## Directions for this task
Leave out the pictures and repeat the data exactly.
-- begin Entries --
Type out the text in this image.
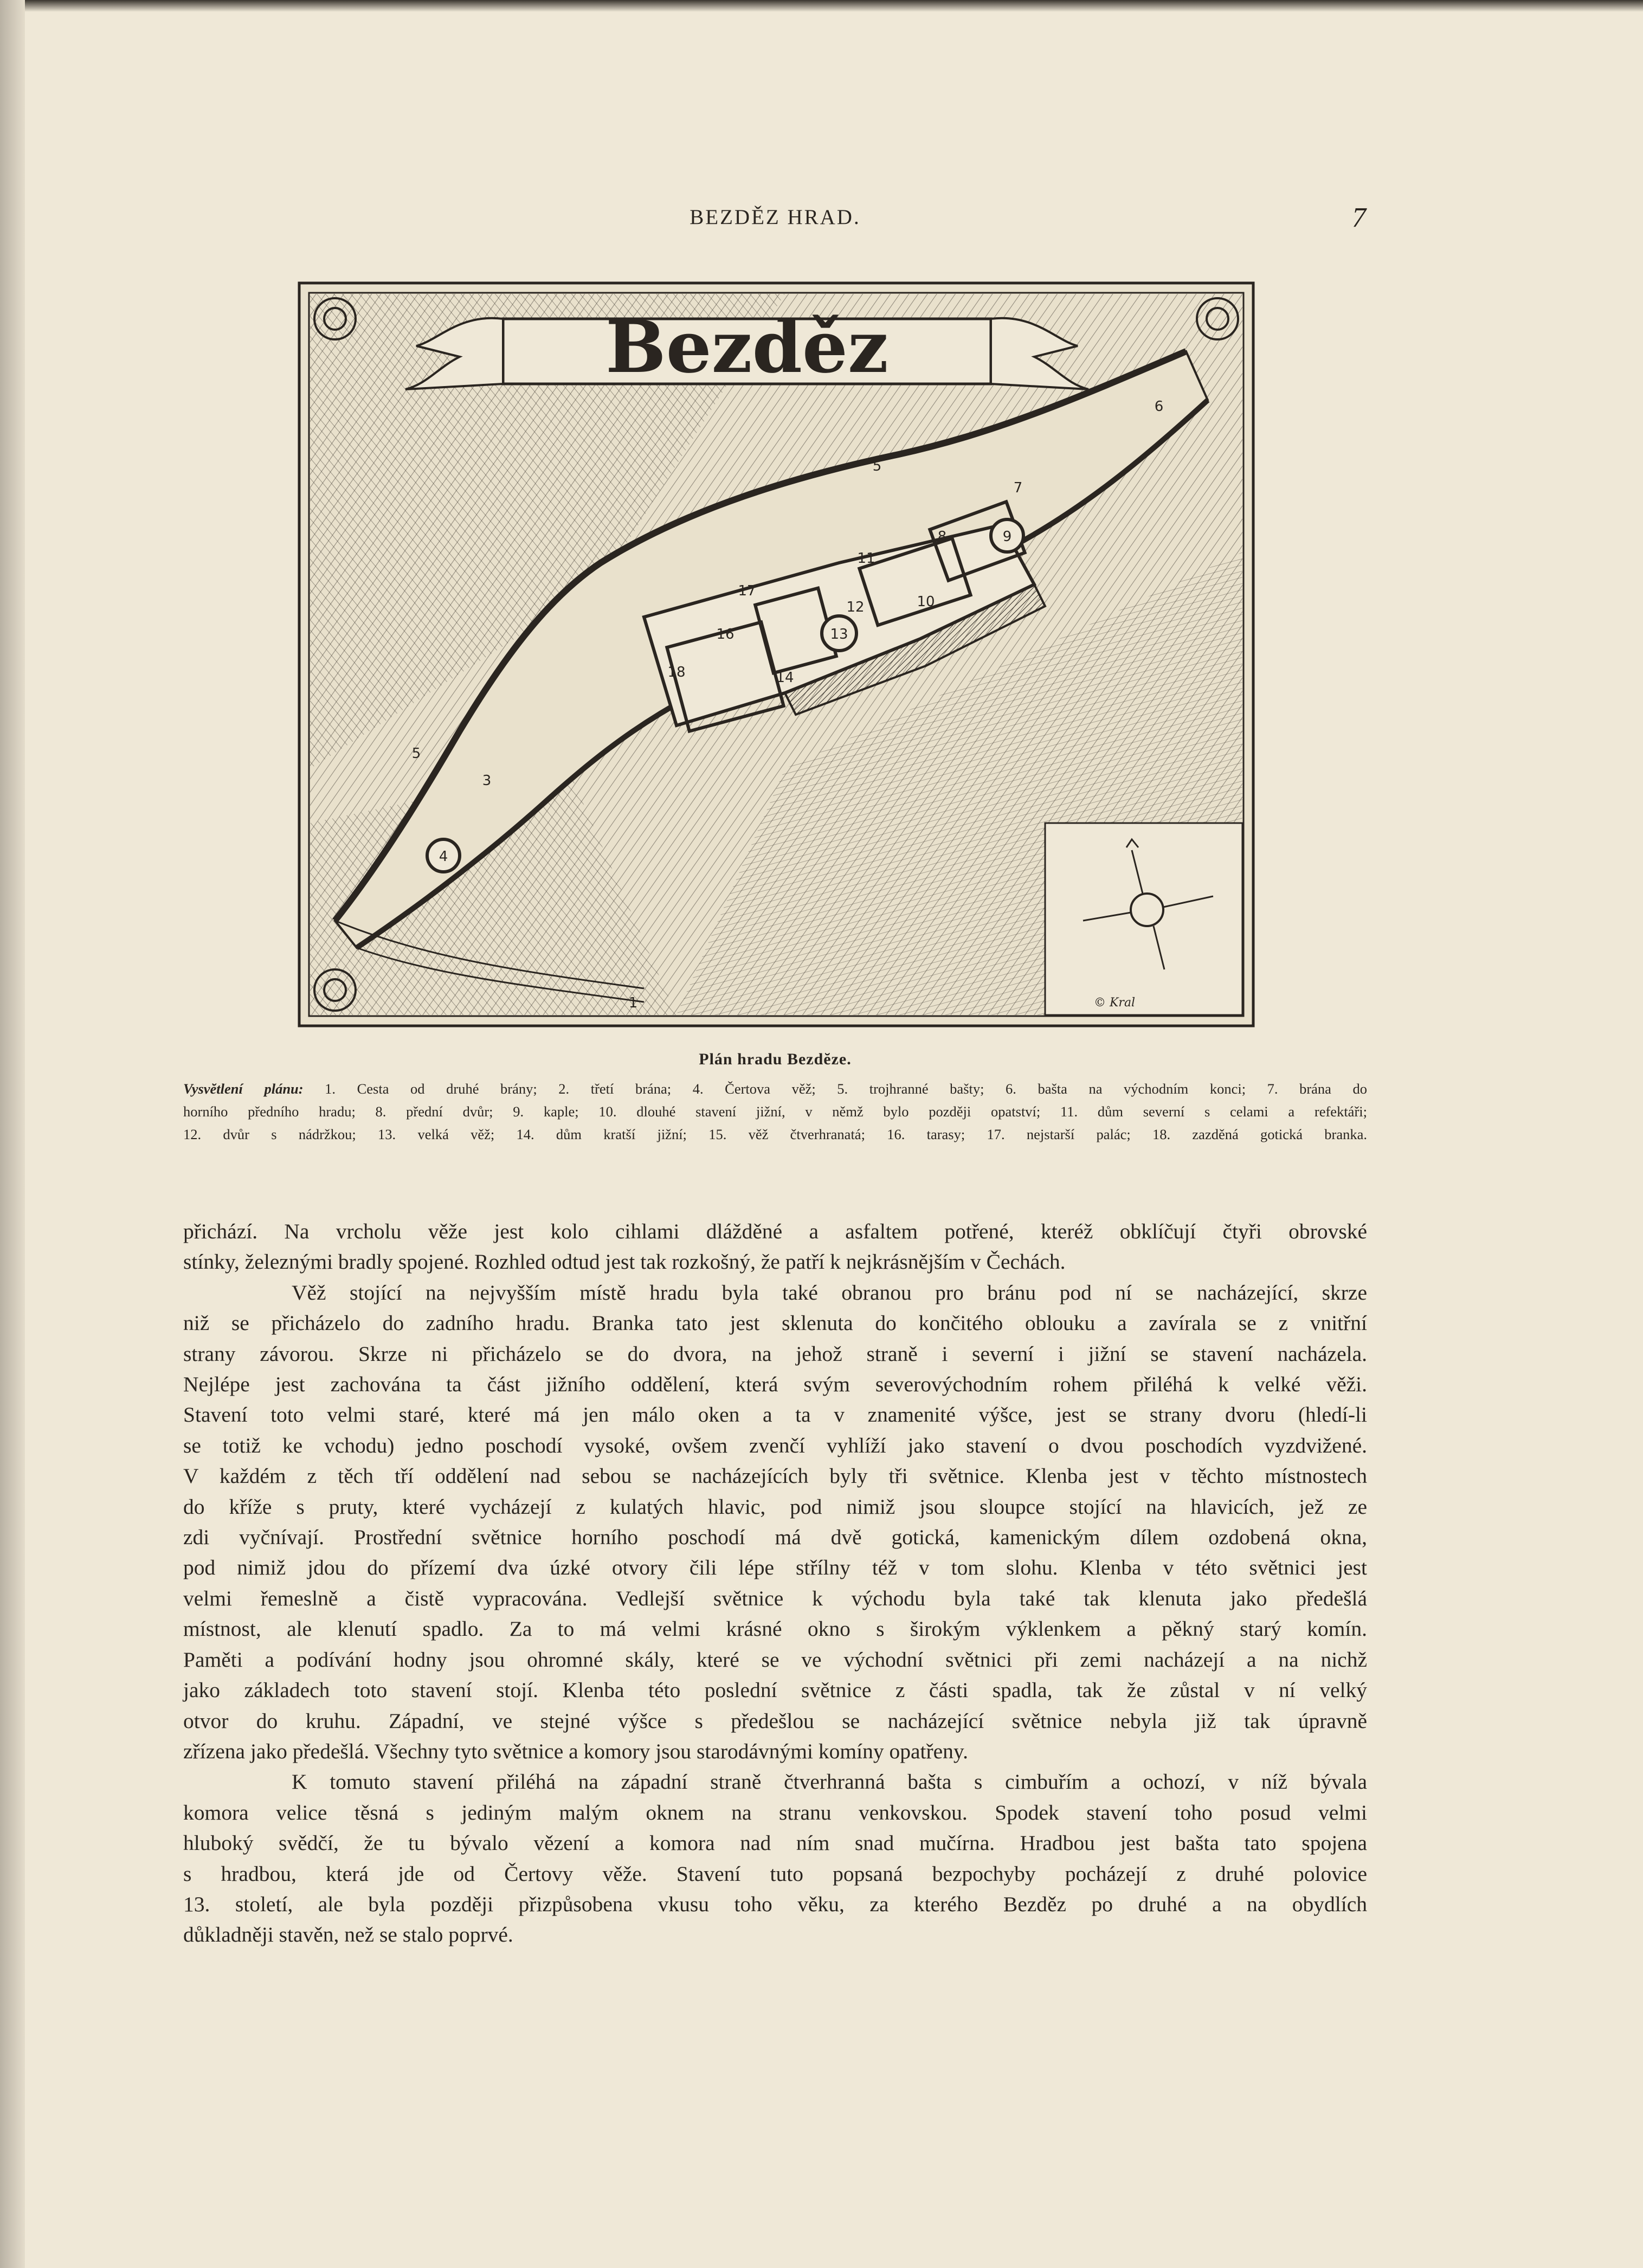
BEZDĚZ HRAD.	7
1
3
4
5
5
6
7
8	9
10
11
12
13
14
16
17
18
Bezděz
© Kral
Plán hradu Bezdĕze.
Vysvĕtlení plánu: 1. Cesta od druhé brány; 2. třetí brána; 4. Čertova věž; 5. trojhranné bašty; 6. bašta na východním konci; 7. brána do
horního předního hradu; 8. přední dvůr; 9. kaple; 10. dlouhé stavení jižní, v němž bylo později opatství; 11. dům severní s celami a refektáři;
12. dvůr s nádržkou; 13. velká věž; 14. dům kratší jižní; 15. věž čtverhranatá; 16. tarasy; 17. nejstarší palác; 18. zazděná gotická branka.

přichází. Na vrcholu věže jest kolo cihlami dlážděné a asfaltem potřené, kteréž obklíčují čtyři obrovské
stínky, železnými bradly spojené. Rozhled odtud jest tak rozkošný, že patří k nejkrásnějším v Čechách.

Věž stojící na nejvyšším místě hradu byla také obranou pro bránu pod ní se nacházející, skrze
niž se přicházelo do zadního hradu. Branka tato jest sklenuta do končitého oblouku a zavírala se z vnitřní
strany závorou. Skrze ni přicházelo se do dvora, na jehož straně i severní i jižní se stavení nacházela.
Nejlépe jest zachována ta část jižního oddělení, která svým severovýchodním rohem přiléhá k velké věži.
Stavení toto velmi staré, které má jen málo oken a ta v znamenité výšce, jest se strany dvoru (hledí-li
se totiž ke vchodu) jedno poschodí vysoké, ovšem zvenčí vyhlíží jako stavení o dvou poschodích vyzdvižené.
V každém z těch tří oddělení nad sebou se nacházejících byly tři světnice. Klenba jest v těchto místnostech
do kříže s pruty, které vycházejí z kulatých hlavic, pod nimiž jsou sloupce stojící na hlavicích, jež ze
zdi vyčnívají. Prostřední světnice horního poschodí má dvě gotická, kamenickým dílem ozdobená okna,
pod nimiž jdou do přízemí dva úzké otvory čili lépe střílny též v tom slohu. Klenba v této světnici jest
velmi řemeslně a čistě vypracována. Vedlejší světnice k východu byla také tak klenuta jako předešlá
místnost, ale klenutí spadlo. Za to má velmi krásné okno s širokým výklenkem a pěkný starý komín.
Paměti a podívání hodny jsou ohromné skály, které se ve východní světnici při zemi nacházejí a na nichž
jako základech toto stavení stojí. Klenba této poslední světnice z části spadla, tak že zůstal v ní velký
otvor do kruhu. Západní, ve stejné výšce s předešlou se nacházející světnice nebyla již tak úpravně
zřízena jako předešlá. Všechny tyto světnice a komory jsou starodávnými komíny opatřeny.

K tomuto stavení přiléhá na západní straně čtverhranná bašta s cimbuřím a ochozí, v níž bývala
komora velice těsná s jediným malým oknem na stranu venkovskou. Spodek stavení toho posud velmi
hluboký svědčí, že tu bývalo vězení a komora nad ním snad mučírna. Hradbou jest bašta tato spojena
s hradbou, která jde od Čertovy věže. Stavení tuto popsaná bezpochyby pocházejí z druhé polovice
13. století, ale byla později přizpůsobena vkusu toho věku, za kterého Bezděz po druhé a na obydlích
důkladněji stavěn, než se stalo poprvé.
-- end Entries --
## Worked answer
Type out the text in this image.
BEZDĚZ HRAD.	7
1
3
4
5
5
6
7
8	9
10
11
12
13
14
16
17
18
Bezděz
© Kral
Plán hradu Bezdĕze.
Vysvĕtlení plánu: 1. Cesta od druhé brány; 2. třetí brána; 4. Čertova věž; 5. trojhranné bašty; 6. bašta na východním konci; 7. brána do
horního předního hradu; 8. přední dvůr; 9. kaple; 10. dlouhé stavení jižní, v němž bylo později opatství; 11. dům severní s celami a refektáři;
12. dvůr s nádržkou; 13. velká věž; 14. dům kratší jižní; 15. věž čtverhranatá; 16. tarasy; 17. nejstarší palác; 18. zazděná gotická branka.

přichází. Na vrcholu věže jest kolo cihlami dlážděné a asfaltem potřené, kteréž obklíčují čtyři obrovské
stínky, železnými bradly spojené. Rozhled odtud jest tak rozkošný, že patří k nejkrásnějším v Čechách.

Věž stojící na nejvyšším místě hradu byla také obranou pro bránu pod ní se nacházející, skrze
niž se přicházelo do zadního hradu. Branka tato jest sklenuta do končitého oblouku a zavírala se z vnitřní
strany závorou. Skrze ni přicházelo se do dvora, na jehož straně i severní i jižní se stavení nacházela.
Nejlépe jest zachována ta část jižního oddělení, která svým severovýchodním rohem přiléhá k velké věži.
Stavení toto velmi staré, které má jen málo oken a ta v znamenité výšce, jest se strany dvoru (hledí-li
se totiž ke vchodu) jedno poschodí vysoké, ovšem zvenčí vyhlíží jako stavení o dvou poschodích vyzdvižené.
V každém z těch tří oddělení nad sebou se nacházejících byly tři světnice. Klenba jest v těchto místnostech
do kříže s pruty, které vycházejí z kulatých hlavic, pod nimiž jsou sloupce stojící na hlavicích, jež ze
zdi vyčnívají. Prostřední světnice horního poschodí má dvě gotická, kamenickým dílem ozdobená okna,
pod nimiž jdou do přízemí dva úzké otvory čili lépe střílny též v tom slohu. Klenba v této světnici jest
velmi řemeslně a čistě vypracována. Vedlejší světnice k východu byla také tak klenuta jako předešlá
místnost, ale klenutí spadlo. Za to má velmi krásné okno s širokým výklenkem a pěkný starý komín.
Paměti a podívání hodny jsou ohromné skály, které se ve východní světnici při zemi nacházejí a na nichž
jako základech toto stavení stojí. Klenba této poslední světnice z části spadla, tak že zůstal v ní velký
otvor do kruhu. Západní, ve stejné výšce s předešlou se nacházející světnice nebyla již tak úpravně
zřízena jako předešlá. Všechny tyto světnice a komory jsou starodávnými komíny opatřeny.

K tomuto stavení přiléhá na západní straně čtverhranná bašta s cimbuřím a ochozí, v níž bývala
komora velice těsná s jediným malým oknem na stranu venkovskou. Spodek stavení toho posud velmi
hluboký svědčí, že tu bývalo vězení a komora nad ním snad mučírna. Hradbou jest bašta tato spojena
s hradbou, která jde od Čertovy věže. Stavení tuto popsaná bezpochyby pocházejí z druhé polovice
13. století, ale byla později přizpůsobena vkusu toho věku, za kterého Bezděz po druhé a na obydlích
důkladněji stavěn, než se stalo poprvé.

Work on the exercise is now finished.